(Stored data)
==========
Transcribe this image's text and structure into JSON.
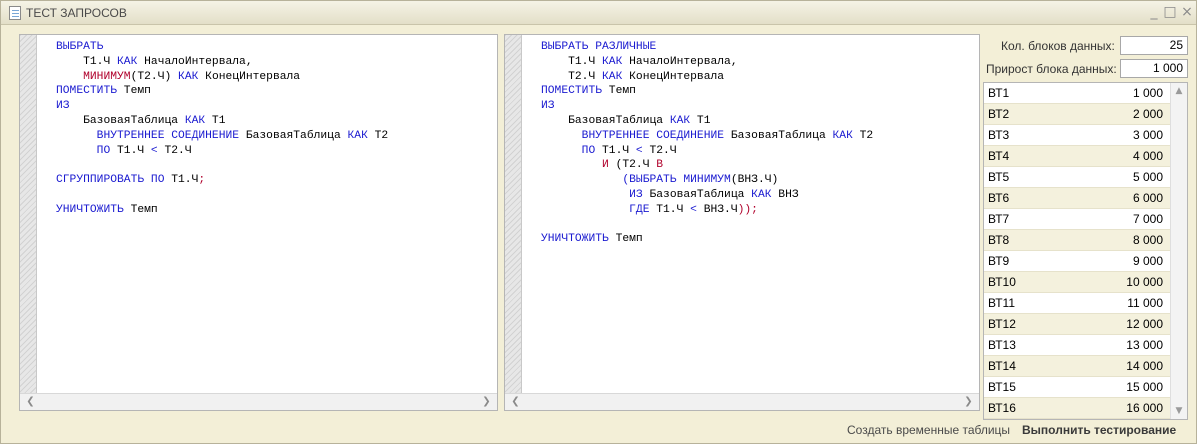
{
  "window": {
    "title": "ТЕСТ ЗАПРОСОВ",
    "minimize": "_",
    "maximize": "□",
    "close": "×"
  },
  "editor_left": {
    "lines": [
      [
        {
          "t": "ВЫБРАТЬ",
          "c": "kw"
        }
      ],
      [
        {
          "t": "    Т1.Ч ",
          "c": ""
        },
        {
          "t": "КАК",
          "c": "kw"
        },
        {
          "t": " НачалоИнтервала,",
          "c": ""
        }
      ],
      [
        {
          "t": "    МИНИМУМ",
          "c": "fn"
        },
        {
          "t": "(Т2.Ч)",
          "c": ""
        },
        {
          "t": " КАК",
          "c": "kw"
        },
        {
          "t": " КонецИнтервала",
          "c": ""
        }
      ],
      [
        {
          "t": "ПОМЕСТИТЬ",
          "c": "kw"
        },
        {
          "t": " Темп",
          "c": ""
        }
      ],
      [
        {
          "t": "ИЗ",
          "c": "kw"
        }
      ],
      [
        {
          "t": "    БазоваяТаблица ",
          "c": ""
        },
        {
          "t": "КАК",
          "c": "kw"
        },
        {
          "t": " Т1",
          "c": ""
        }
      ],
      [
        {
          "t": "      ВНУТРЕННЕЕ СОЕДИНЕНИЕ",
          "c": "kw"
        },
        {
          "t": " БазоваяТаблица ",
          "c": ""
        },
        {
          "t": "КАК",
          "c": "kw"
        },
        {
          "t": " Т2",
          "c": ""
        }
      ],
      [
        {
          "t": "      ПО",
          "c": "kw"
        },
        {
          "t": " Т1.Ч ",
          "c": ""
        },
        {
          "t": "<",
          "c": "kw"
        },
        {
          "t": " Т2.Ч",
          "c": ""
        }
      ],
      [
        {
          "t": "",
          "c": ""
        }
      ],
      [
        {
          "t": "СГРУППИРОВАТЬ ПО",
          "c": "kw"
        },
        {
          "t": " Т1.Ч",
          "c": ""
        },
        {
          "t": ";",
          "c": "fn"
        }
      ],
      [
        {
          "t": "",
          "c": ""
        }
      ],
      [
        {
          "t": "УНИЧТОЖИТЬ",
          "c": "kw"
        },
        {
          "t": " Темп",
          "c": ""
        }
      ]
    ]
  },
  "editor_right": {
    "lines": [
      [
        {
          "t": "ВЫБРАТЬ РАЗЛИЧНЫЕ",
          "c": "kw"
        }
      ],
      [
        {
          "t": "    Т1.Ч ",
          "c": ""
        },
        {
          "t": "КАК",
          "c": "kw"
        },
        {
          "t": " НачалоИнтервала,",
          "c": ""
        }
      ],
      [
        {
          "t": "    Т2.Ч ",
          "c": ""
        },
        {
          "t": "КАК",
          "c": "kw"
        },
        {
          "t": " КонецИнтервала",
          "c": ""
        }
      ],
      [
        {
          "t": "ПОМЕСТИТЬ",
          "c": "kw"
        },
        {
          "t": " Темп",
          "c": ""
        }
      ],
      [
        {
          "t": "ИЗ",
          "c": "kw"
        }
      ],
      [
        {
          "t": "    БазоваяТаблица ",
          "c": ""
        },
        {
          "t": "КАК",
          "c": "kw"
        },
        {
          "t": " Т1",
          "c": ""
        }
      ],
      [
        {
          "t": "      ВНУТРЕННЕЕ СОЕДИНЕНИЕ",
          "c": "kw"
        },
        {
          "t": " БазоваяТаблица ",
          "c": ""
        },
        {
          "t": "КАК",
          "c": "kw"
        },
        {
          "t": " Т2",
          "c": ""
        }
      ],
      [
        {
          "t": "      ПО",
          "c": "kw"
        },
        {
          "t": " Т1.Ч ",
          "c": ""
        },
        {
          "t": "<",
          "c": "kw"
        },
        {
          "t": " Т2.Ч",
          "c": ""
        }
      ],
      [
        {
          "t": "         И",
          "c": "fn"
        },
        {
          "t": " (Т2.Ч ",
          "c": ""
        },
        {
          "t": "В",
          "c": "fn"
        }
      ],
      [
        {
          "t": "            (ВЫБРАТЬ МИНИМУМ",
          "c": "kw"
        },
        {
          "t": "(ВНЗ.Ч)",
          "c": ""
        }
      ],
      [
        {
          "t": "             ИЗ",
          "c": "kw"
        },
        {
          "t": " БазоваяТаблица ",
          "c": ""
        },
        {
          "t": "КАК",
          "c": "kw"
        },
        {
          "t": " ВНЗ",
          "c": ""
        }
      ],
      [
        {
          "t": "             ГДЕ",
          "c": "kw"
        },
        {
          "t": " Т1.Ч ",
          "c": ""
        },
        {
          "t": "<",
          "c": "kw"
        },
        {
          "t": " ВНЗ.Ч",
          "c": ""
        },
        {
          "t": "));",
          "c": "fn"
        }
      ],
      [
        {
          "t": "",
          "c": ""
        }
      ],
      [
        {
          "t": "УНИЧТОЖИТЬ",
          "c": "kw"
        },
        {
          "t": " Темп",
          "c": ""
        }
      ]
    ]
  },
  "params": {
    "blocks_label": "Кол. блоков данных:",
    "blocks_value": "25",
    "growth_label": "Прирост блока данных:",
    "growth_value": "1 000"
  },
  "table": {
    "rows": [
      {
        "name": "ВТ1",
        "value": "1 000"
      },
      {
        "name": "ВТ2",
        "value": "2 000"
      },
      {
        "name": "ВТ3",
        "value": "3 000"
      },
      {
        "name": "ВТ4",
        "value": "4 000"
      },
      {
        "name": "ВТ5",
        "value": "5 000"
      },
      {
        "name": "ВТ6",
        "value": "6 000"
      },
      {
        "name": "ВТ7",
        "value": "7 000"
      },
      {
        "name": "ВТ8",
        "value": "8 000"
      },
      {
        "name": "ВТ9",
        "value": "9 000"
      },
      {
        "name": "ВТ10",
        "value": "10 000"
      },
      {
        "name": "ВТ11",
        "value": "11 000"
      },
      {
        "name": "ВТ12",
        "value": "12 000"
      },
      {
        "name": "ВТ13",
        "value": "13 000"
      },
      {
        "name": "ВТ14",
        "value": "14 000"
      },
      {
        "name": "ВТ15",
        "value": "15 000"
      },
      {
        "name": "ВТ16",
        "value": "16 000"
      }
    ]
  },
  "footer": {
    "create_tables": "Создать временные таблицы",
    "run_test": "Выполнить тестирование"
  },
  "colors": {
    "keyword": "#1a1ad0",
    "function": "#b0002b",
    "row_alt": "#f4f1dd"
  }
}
==========
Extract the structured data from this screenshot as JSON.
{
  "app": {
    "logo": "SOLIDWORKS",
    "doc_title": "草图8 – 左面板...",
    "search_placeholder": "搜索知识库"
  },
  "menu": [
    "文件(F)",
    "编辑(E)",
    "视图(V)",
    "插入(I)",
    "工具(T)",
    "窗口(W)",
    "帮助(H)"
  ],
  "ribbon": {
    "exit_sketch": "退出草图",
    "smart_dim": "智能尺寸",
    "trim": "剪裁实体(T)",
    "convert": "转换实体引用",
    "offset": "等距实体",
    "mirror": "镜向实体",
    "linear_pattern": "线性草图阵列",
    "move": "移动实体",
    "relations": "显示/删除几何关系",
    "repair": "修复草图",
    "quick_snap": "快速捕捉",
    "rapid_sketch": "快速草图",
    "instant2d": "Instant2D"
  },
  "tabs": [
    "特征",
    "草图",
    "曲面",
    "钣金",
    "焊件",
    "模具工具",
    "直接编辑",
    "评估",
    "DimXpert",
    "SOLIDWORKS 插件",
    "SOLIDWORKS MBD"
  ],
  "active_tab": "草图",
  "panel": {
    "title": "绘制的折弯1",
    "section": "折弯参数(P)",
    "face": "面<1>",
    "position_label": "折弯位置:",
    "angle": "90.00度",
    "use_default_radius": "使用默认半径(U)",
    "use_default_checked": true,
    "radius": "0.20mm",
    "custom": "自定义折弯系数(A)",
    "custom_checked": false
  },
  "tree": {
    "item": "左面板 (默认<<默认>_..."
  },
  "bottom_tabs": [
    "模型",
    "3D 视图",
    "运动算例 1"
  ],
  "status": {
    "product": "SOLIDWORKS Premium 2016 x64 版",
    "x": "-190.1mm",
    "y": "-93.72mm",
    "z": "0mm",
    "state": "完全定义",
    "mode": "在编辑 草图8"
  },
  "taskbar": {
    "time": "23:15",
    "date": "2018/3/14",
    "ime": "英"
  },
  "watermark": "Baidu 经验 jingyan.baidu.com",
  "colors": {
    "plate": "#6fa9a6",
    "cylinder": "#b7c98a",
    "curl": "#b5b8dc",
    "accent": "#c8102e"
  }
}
==========
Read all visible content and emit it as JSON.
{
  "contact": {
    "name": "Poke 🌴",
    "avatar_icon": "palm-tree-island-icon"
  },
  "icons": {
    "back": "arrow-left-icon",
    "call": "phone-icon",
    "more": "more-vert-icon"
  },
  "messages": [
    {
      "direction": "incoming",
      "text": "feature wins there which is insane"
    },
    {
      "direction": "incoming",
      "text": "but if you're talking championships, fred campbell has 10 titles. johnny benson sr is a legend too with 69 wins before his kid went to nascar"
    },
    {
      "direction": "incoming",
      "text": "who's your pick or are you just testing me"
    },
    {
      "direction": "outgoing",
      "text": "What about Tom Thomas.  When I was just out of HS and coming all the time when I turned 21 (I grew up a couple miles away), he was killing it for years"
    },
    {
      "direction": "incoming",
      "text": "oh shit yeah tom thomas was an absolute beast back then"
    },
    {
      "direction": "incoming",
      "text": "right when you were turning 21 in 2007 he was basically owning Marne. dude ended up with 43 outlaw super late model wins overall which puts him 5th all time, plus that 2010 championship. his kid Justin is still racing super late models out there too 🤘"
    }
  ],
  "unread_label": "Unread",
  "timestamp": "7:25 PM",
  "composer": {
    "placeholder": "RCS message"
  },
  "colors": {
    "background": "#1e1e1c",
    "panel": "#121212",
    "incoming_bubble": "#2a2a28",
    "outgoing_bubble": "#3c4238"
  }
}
==========
For each line in the data above that contains the string "tree", extract the line.

» Task answer
  "tree": {
    "avatar_icon": "palm-tree-island-icon"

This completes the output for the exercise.